====== Source material ======

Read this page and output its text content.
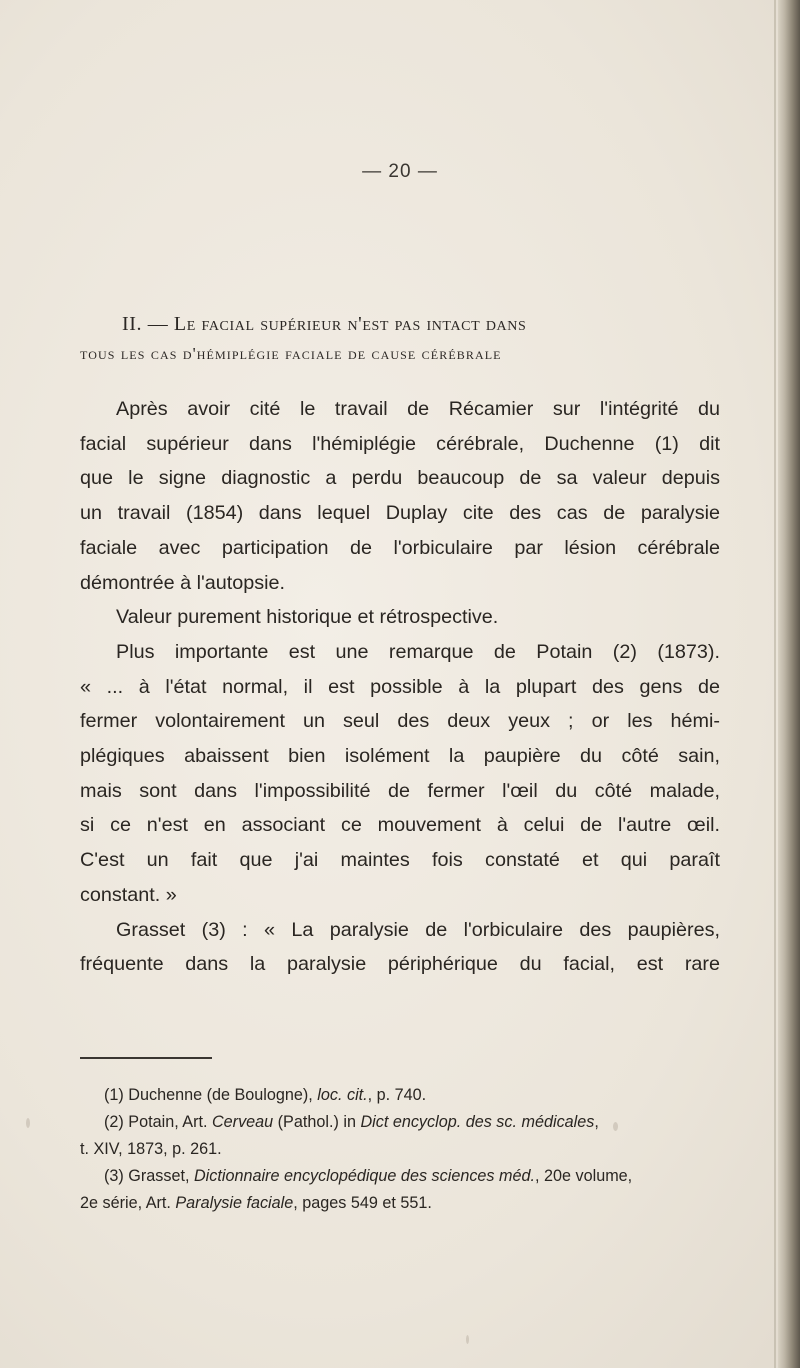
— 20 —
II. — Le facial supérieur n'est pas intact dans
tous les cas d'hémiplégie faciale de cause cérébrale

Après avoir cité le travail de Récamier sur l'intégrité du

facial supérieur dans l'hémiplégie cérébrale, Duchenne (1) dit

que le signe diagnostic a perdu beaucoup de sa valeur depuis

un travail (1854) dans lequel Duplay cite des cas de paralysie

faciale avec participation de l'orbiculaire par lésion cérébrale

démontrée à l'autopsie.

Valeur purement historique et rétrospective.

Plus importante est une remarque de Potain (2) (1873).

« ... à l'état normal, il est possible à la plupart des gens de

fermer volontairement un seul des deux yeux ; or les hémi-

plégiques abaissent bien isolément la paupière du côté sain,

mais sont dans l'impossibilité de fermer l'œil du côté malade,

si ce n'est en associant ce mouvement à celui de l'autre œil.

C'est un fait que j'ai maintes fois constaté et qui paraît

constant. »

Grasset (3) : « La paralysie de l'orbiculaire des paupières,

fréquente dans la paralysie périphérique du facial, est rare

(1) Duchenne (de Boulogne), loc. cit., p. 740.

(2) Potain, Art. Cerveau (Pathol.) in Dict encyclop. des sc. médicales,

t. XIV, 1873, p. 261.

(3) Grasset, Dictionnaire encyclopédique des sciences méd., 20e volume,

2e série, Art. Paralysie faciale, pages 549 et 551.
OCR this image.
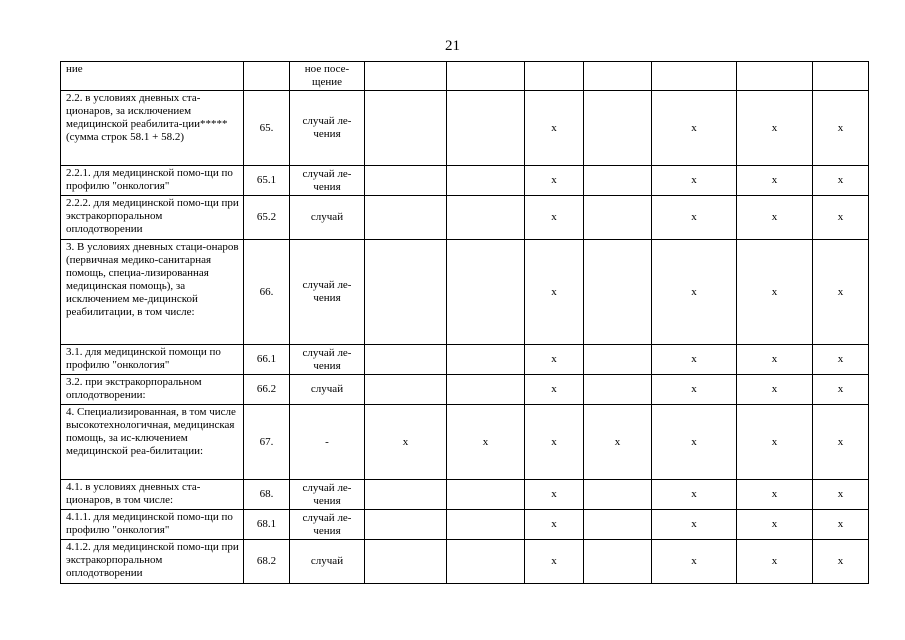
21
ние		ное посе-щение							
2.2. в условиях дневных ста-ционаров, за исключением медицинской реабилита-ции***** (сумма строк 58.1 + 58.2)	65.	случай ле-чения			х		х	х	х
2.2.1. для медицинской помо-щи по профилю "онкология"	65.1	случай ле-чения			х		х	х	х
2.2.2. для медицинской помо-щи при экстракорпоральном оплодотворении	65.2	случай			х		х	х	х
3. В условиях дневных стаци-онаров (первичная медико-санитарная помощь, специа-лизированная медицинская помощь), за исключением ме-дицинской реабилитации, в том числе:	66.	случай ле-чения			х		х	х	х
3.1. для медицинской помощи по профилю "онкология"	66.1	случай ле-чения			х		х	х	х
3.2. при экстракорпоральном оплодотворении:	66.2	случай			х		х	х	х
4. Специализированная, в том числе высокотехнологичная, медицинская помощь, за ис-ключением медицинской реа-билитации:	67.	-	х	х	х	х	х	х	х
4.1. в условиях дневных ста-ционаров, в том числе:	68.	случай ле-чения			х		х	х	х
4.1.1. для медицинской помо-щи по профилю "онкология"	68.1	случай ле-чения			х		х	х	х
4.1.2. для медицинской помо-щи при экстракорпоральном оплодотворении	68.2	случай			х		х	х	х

======

- _Task to carry out_
Find and copy every line in the entries above where the string "онкология" occurs.

- _Solution for this task_
2.2.1. для медицинской помо-щи по профилю "онкология"	65.1	случай ле-чения			х		х	х	х
3.1. для медицинской помощи по профилю "онкология"	66.1	случай ле-чения			х		х	х	х
4.1.1. для медицинской помо-щи по профилю "онкология"	68.1	случай ле-чения			х		х	х	х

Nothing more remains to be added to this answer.